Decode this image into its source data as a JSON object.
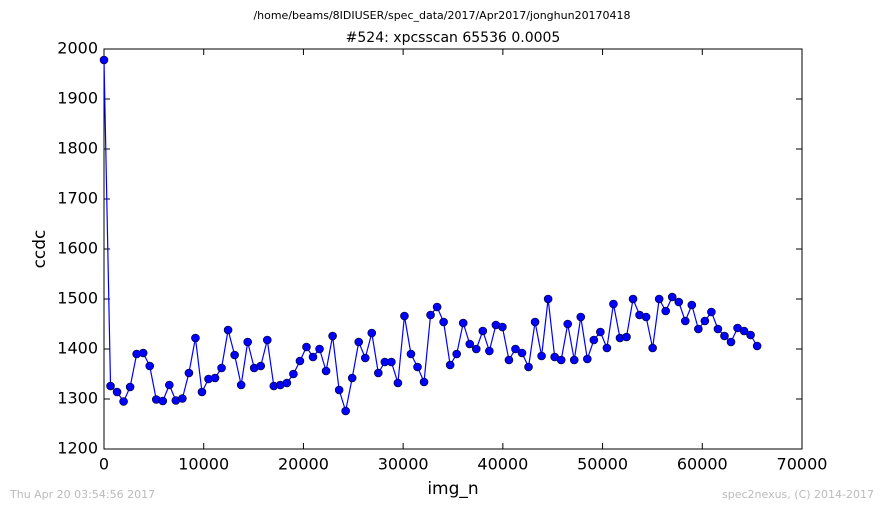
{
  "chart_data": {
    "type": "line",
    "suptitle": "/home/beams/8IDIUSER/spec_data/2017/Apr2017/jonghun20170418",
    "title": "#524: xpcsscan 65536 0.0005",
    "xlabel": "img_n",
    "ylabel": "ccdc",
    "footer_left": "Thu Apr 20 03:54:56 2017",
    "footer_right": "spec2nexus, (C) 2014-2017",
    "color": "#0000ff",
    "x": [
      0,
      655,
      1310,
      1965,
      2620,
      3275,
      3930,
      4585,
      5240,
      5895,
      6550,
      7205,
      7860,
      8515,
      9170,
      9825,
      10480,
      11135,
      11790,
      12445,
      13100,
      13755,
      14410,
      15065,
      15720,
      16375,
      17030,
      17685,
      18340,
      18995,
      19650,
      20305,
      20960,
      21615,
      22270,
      22925,
      23580,
      24235,
      24890,
      25545,
      26200,
      26855,
      27510,
      28165,
      28820,
      29475,
      30130,
      30785,
      31440,
      32095,
      32750,
      33405,
      34060,
      34715,
      35370,
      36025,
      36680,
      37335,
      37990,
      38645,
      39300,
      39955,
      40610,
      41265,
      41920,
      42575,
      43230,
      43885,
      44540,
      45195,
      45850,
      46505,
      47160,
      47815,
      48470,
      49125,
      49780,
      50435,
      51090,
      51745,
      52400,
      53055,
      53710,
      54365,
      55020,
      55675,
      56330,
      56985,
      57640,
      58295,
      58950,
      59605,
      60260,
      60915,
      61570,
      62225,
      62880,
      63535,
      64190,
      64845,
      65500
    ],
    "values": [
      1978,
      1326,
      1314,
      1295,
      1324,
      1390,
      1392,
      1366,
      1299,
      1296,
      1328,
      1297,
      1301,
      1352,
      1422,
      1314,
      1340,
      1342,
      1362,
      1438,
      1388,
      1328,
      1414,
      1362,
      1366,
      1418,
      1326,
      1328,
      1332,
      1350,
      1376,
      1404,
      1384,
      1400,
      1356,
      1426,
      1318,
      1276,
      1342,
      1414,
      1382,
      1432,
      1352,
      1374,
      1374,
      1332,
      1466,
      1390,
      1364,
      1334,
      1468,
      1484,
      1454,
      1368,
      1390,
      1452,
      1410,
      1400,
      1436,
      1396,
      1448,
      1444,
      1378,
      1400,
      1392,
      1364,
      1454,
      1386,
      1500,
      1384,
      1378,
      1450,
      1378,
      1464,
      1380,
      1418,
      1434,
      1402,
      1490,
      1422,
      1424,
      1500,
      1468,
      1464,
      1402,
      1500,
      1476,
      1504,
      1494,
      1456,
      1488,
      1440,
      1456,
      1474,
      1440,
      1426,
      1414,
      1442,
      1436,
      1428,
      1406
    ],
    "xlim": [
      0,
      70000
    ],
    "xticks": [
      0,
      10000,
      20000,
      30000,
      40000,
      50000,
      60000,
      70000
    ],
    "ylim": [
      1200,
      2000
    ],
    "yticks": [
      1200,
      1300,
      1400,
      1500,
      1600,
      1700,
      1800,
      1900,
      2000
    ]
  }
}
--
● **Description of the task**: Quote the data above in full and without alteration; skip the pictures.

● **Answer for the task**:
Decode this image into its source data as a JSON object.
{
  "chart_data": {
    "type": "line",
    "suptitle": "/home/beams/8IDIUSER/spec_data/2017/Apr2017/jonghun20170418",
    "title": "#524: xpcsscan 65536 0.0005",
    "xlabel": "img_n",
    "ylabel": "ccdc",
    "footer_left": "Thu Apr 20 03:54:56 2017",
    "footer_right": "spec2nexus, (C) 2014-2017",
    "color": "#0000ff",
    "x": [
      0,
      655,
      1310,
      1965,
      2620,
      3275,
      3930,
      4585,
      5240,
      5895,
      6550,
      7205,
      7860,
      8515,
      9170,
      9825,
      10480,
      11135,
      11790,
      12445,
      13100,
      13755,
      14410,
      15065,
      15720,
      16375,
      17030,
      17685,
      18340,
      18995,
      19650,
      20305,
      20960,
      21615,
      22270,
      22925,
      23580,
      24235,
      24890,
      25545,
      26200,
      26855,
      27510,
      28165,
      28820,
      29475,
      30130,
      30785,
      31440,
      32095,
      32750,
      33405,
      34060,
      34715,
      35370,
      36025,
      36680,
      37335,
      37990,
      38645,
      39300,
      39955,
      40610,
      41265,
      41920,
      42575,
      43230,
      43885,
      44540,
      45195,
      45850,
      46505,
      47160,
      47815,
      48470,
      49125,
      49780,
      50435,
      51090,
      51745,
      52400,
      53055,
      53710,
      54365,
      55020,
      55675,
      56330,
      56985,
      57640,
      58295,
      58950,
      59605,
      60260,
      60915,
      61570,
      62225,
      62880,
      63535,
      64190,
      64845,
      65500
    ],
    "values": [
      1978,
      1326,
      1314,
      1295,
      1324,
      1390,
      1392,
      1366,
      1299,
      1296,
      1328,
      1297,
      1301,
      1352,
      1422,
      1314,
      1340,
      1342,
      1362,
      1438,
      1388,
      1328,
      1414,
      1362,
      1366,
      1418,
      1326,
      1328,
      1332,
      1350,
      1376,
      1404,
      1384,
      1400,
      1356,
      1426,
      1318,
      1276,
      1342,
      1414,
      1382,
      1432,
      1352,
      1374,
      1374,
      1332,
      1466,
      1390,
      1364,
      1334,
      1468,
      1484,
      1454,
      1368,
      1390,
      1452,
      1410,
      1400,
      1436,
      1396,
      1448,
      1444,
      1378,
      1400,
      1392,
      1364,
      1454,
      1386,
      1500,
      1384,
      1378,
      1450,
      1378,
      1464,
      1380,
      1418,
      1434,
      1402,
      1490,
      1422,
      1424,
      1500,
      1468,
      1464,
      1402,
      1500,
      1476,
      1504,
      1494,
      1456,
      1488,
      1440,
      1456,
      1474,
      1440,
      1426,
      1414,
      1442,
      1436,
      1428,
      1406
    ],
    "xlim": [
      0,
      70000
    ],
    "xticks": [
      0,
      10000,
      20000,
      30000,
      40000,
      50000,
      60000,
      70000
    ],
    "ylim": [
      1200,
      2000
    ],
    "yticks": [
      1200,
      1300,
      1400,
      1500,
      1600,
      1700,
      1800,
      1900,
      2000
    ]
  }
}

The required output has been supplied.